TASKS TO CARRY OUT:
1. Using the forum thread, decide whether each statement agrees with it. Answer yes or no for each and quote the words of the thread that settle it.
(a) In the post beginning "Wife and I reconciled," the poster says the couple separated for close to a year.
(b) In that same post, the poster says he was the one who filed for divorce.
(c) Relham10 writes that the woman he describes had two different boyfriends in the last four weeks.
2. In the forum thread, the post beginning "Wife and I reconciled" says staying has been worth any personal or romantic happiness the poster gave up. In one to three sentences, explain why, using the poster's stated reason.
[Begin PASSAGE TO READ]
You are a racist bigot.
Posted by DemonKA3268
Parts Unknown
Member since Oct 2015
19196 posts
Posted on 4/23/20 at 7:54 pm to
As always, a classic retort from a race baiter

Perhaps be a masturbater, might help you relax.
Posted by Relham10
Ridge
Member since Jan 2013
15643 posts
Posted on 4/23/20 at 7:55 pm to
She did. I came out pretty rosey. My life has been on a steady incline because of my smart decisions and hard work while her life is in shambles filled with drama, bouncing around between places to stay and new bfs ever few weeks. Last 4 weeks, 3 different boyfriends.
Posted by fallguy_1978
Best States #50
Member since Feb 2018
48541 posts
Posted on 4/23/20 at 7:56 pm to
quote:

But is it really better to grow up in a home where one parent hates the other one?

No it's not.
Posted by DemonKA3268
Parts Unknown
Member since Oct 2015
19196 posts
Posted on 4/23/20 at 7:57 pm to
quote:

She did. I came out pretty rosey. My life has been on a steady incline because of my smart decisions and hard work while her life is in shambles filled with drama, bouncing around between places to stay and new bfs ever few weeks. Last 4 weeks, 3 different boyfriends.


Damn, that sure isn’t good for the kids. She needs help.
Posted by The People
LSU Alumni
Member since Aug 2008
4209 posts
Posted on 4/23/20 at 8:01 pm to
quote:

a misguided sense of obligation.


Wife and I reconciled. She filed for divorce, I moved out, and we separated for close to a year.

She grew up during the time apart and realized that the life we had together wasn’t nearly as bad as she thought. I am not a perfect husband, but I like to think she could do much worse in this world.

It doesn’t take much to make me happy. Being able to watch my daughter grow up daily and not worrying about some another man setting poor examples for my daughter every other week has absolutely been worth any personal/romantic happiness I could have found if I moved on and found someone else.

Life isn’t fair. Sometimes you have to play the hand you are dealt. Grind it out. Make the best of some tough times for the sake of being able to provide a stable home with good structure to those who need it the most. I am content with my sense of obligation, however misguided others may see it.

Posted by Privateer 2007
Member since Jan 2020
6177 posts
Posted on 4/23/20 at 8:01 pm to
quote:

shutting on black people for fatherless homes are divorced themselves


Whites abandon their kids too.
Also, huge difference in abandoning your kid and getting a divorce.
Nothing wrong with divorce if you stay a good, involved Dad.
[End PASSAGE TO READ]
[Begin STORED DATA]
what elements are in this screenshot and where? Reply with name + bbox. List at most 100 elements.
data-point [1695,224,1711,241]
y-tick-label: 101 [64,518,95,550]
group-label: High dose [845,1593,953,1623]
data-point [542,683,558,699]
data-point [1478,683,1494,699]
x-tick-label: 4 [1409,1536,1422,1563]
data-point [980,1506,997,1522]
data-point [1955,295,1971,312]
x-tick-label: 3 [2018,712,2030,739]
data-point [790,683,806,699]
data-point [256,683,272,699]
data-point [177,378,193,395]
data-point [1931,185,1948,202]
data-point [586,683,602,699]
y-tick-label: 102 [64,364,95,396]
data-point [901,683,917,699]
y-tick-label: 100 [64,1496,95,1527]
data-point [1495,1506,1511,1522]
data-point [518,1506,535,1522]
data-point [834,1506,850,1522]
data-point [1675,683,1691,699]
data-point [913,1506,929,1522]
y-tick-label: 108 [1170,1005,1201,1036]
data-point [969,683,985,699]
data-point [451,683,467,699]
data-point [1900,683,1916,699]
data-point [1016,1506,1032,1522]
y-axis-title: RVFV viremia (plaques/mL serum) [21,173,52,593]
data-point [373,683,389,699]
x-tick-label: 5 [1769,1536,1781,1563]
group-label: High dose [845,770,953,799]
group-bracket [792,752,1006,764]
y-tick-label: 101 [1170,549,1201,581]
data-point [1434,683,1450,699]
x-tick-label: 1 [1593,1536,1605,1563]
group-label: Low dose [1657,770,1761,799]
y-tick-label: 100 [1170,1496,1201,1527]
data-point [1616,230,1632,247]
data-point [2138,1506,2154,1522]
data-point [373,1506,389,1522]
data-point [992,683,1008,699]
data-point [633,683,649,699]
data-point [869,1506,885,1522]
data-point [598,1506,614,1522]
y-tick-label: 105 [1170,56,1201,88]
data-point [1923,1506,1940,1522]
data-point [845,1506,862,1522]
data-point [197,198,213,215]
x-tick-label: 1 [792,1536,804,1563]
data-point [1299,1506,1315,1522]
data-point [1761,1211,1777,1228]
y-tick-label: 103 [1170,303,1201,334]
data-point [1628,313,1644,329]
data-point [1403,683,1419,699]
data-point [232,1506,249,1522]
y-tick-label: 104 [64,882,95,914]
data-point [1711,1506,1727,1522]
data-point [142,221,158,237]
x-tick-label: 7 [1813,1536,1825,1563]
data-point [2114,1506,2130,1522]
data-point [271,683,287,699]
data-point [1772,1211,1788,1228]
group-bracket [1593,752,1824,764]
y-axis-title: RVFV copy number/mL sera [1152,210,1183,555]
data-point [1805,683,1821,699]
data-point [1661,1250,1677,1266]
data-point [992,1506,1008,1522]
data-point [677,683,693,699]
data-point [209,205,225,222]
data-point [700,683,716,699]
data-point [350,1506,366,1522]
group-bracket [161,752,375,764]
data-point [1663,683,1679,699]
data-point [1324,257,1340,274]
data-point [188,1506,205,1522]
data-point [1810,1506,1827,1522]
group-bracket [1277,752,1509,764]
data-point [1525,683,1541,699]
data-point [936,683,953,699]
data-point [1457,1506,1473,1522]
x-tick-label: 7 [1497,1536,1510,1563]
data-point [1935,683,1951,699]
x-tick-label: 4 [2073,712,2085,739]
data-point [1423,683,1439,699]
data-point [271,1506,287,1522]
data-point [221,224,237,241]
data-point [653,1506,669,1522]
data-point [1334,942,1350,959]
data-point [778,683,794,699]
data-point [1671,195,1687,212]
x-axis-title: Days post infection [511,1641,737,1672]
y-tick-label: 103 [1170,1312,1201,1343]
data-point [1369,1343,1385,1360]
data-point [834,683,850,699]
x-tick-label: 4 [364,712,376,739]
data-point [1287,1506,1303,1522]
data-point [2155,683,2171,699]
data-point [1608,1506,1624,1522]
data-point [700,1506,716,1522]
[End STORED DATA]
[Begin STORED DATA]
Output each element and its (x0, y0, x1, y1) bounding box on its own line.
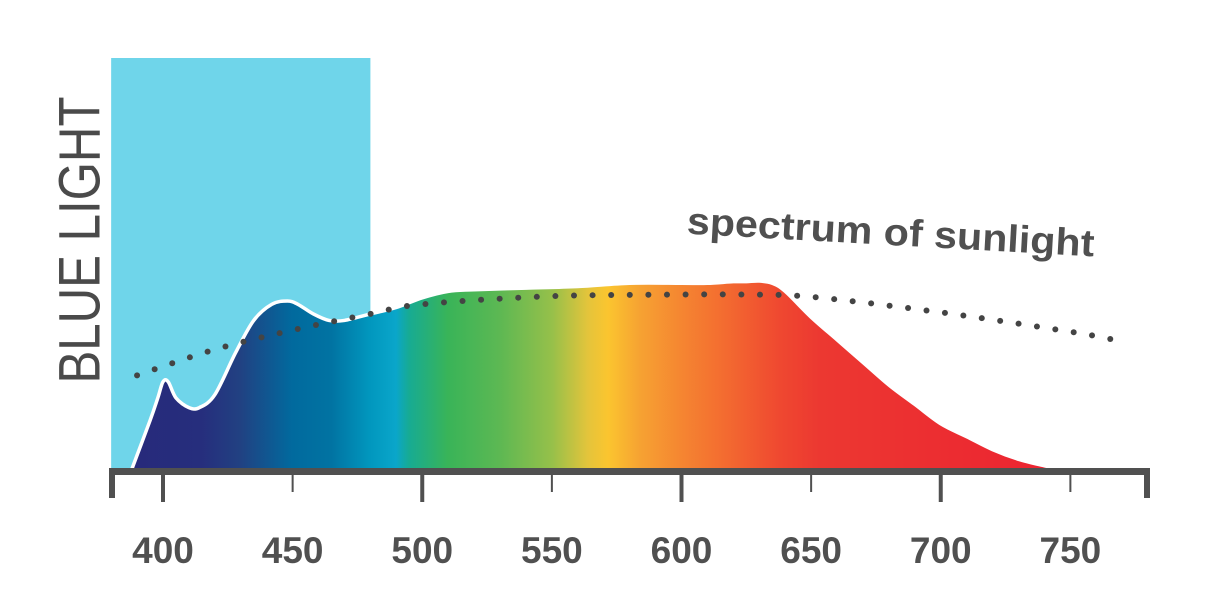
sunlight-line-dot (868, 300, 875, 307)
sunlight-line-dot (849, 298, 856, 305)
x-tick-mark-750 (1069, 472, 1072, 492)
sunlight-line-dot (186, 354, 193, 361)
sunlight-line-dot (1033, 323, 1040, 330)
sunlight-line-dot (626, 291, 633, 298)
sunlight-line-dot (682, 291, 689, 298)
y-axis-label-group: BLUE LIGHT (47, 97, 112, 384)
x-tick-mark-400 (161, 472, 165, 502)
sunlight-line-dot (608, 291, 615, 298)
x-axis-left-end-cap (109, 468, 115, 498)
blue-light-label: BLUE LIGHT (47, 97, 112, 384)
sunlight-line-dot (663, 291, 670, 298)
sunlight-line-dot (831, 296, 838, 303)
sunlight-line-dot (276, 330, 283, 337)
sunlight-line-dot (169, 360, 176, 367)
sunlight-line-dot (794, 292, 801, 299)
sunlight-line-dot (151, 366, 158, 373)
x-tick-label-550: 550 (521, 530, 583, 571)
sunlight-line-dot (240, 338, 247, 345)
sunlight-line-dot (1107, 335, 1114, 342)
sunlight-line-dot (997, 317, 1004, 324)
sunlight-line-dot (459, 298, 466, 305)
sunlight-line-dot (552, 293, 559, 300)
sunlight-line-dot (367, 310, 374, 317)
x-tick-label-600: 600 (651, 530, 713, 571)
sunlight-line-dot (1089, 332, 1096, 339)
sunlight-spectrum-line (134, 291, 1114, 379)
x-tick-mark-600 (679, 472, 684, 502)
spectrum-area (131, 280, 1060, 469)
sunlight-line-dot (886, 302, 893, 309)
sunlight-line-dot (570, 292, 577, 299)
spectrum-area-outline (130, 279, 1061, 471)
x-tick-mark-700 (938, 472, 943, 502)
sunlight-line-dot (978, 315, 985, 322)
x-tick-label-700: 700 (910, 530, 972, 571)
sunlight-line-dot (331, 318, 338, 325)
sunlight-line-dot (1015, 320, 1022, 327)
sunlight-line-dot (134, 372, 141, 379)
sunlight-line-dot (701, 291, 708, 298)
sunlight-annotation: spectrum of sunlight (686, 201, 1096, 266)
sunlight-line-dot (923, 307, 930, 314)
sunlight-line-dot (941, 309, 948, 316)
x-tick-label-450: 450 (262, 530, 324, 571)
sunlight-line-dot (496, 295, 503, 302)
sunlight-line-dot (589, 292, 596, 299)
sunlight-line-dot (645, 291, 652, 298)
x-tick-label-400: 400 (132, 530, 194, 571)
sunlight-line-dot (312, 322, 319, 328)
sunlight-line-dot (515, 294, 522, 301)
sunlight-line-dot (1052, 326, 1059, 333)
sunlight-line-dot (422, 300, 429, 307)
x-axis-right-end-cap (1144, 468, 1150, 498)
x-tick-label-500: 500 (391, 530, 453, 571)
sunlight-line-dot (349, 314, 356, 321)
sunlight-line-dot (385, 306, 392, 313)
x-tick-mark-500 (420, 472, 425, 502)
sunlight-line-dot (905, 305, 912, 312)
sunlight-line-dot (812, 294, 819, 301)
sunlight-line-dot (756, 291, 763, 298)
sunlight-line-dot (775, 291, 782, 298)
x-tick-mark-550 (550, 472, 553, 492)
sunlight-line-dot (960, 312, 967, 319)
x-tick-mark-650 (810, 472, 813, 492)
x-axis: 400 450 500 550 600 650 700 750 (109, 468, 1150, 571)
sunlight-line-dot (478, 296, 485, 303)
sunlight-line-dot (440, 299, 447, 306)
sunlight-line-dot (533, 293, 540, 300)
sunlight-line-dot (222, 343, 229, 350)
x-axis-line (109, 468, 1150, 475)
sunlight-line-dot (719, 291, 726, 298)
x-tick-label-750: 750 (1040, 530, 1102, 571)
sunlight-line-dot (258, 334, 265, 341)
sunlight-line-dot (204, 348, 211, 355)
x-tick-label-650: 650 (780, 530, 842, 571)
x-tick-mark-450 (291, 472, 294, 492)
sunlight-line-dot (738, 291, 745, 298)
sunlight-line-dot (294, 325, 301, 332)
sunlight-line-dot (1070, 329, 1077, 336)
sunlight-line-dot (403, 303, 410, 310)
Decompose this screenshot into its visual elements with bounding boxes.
[End STORED DATA]
[Begin STORED DATA]
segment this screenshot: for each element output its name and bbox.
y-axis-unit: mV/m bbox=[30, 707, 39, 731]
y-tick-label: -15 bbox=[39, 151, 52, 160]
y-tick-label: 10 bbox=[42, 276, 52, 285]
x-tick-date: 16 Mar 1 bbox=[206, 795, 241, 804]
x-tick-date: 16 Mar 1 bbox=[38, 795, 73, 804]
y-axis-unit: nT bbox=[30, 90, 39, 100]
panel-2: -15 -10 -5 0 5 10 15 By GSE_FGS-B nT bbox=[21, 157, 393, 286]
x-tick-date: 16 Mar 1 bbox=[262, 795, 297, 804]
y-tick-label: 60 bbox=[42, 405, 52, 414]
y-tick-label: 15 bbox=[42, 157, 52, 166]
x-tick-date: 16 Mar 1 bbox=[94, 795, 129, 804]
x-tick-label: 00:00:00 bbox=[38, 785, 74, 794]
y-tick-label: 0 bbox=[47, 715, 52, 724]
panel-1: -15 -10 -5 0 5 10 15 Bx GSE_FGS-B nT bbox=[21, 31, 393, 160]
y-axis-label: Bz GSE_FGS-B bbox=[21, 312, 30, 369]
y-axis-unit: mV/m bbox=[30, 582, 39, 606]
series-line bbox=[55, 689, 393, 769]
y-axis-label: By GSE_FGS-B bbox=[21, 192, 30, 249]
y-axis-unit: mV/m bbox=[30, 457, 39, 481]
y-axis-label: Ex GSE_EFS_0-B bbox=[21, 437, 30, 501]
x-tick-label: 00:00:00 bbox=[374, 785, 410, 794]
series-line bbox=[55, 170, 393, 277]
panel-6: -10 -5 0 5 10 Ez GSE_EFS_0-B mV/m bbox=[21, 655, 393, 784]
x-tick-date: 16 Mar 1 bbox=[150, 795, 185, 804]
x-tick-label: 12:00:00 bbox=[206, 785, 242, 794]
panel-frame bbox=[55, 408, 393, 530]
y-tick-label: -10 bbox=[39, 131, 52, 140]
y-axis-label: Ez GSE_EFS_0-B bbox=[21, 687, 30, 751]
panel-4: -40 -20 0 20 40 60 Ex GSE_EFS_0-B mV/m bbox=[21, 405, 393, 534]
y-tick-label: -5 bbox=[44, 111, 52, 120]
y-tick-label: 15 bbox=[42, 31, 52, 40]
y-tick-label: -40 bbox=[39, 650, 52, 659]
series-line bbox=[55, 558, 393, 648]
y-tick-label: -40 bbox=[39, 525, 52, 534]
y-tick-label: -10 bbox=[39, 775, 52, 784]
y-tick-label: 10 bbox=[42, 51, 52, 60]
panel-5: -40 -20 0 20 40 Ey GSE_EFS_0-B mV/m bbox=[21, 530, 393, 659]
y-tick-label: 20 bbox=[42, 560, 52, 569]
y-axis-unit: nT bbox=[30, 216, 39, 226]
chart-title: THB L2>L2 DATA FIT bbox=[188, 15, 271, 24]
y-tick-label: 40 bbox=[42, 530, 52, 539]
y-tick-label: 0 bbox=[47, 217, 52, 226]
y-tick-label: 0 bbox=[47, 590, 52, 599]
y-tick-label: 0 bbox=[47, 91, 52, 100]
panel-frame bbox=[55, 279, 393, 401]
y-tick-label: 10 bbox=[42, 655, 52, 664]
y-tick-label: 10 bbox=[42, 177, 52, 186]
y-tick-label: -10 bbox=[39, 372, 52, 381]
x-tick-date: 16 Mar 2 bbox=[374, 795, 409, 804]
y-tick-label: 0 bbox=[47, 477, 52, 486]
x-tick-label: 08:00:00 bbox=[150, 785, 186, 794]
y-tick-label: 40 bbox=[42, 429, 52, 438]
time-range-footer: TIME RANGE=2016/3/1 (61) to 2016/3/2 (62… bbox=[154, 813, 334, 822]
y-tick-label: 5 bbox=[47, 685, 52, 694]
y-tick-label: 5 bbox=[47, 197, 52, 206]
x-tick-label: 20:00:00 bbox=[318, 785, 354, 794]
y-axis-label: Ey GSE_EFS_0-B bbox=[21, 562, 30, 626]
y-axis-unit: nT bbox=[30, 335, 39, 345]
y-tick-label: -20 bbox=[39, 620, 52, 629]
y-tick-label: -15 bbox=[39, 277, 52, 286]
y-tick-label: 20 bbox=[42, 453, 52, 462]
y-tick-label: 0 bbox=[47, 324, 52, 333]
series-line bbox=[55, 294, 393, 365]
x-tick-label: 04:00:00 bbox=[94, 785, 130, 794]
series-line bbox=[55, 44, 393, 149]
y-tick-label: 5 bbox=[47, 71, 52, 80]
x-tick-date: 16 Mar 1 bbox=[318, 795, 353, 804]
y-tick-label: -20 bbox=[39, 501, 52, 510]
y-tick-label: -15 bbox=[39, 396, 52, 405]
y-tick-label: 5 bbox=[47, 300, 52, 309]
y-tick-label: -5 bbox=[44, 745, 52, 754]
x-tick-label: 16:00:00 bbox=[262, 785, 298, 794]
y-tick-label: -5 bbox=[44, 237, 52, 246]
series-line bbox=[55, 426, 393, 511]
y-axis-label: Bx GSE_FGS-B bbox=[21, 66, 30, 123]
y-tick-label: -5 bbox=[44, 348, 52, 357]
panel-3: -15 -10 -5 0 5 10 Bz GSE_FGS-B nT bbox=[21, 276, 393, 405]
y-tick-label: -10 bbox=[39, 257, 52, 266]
[End STORED DATA]
ANSWERS PER TASK:
1.
(a) Yes: "we separated for close to a year."
(b) No: "She filed for divorce, I moved out"
(c) No: "Last 4 weeks, 3 different boyfriends."

2. The poster says he gets to watch his daughter grow up every day and doesn't have to worry about another man setting poor examples for her every other week. He also wants to give a stable home with good structure to those who need it most.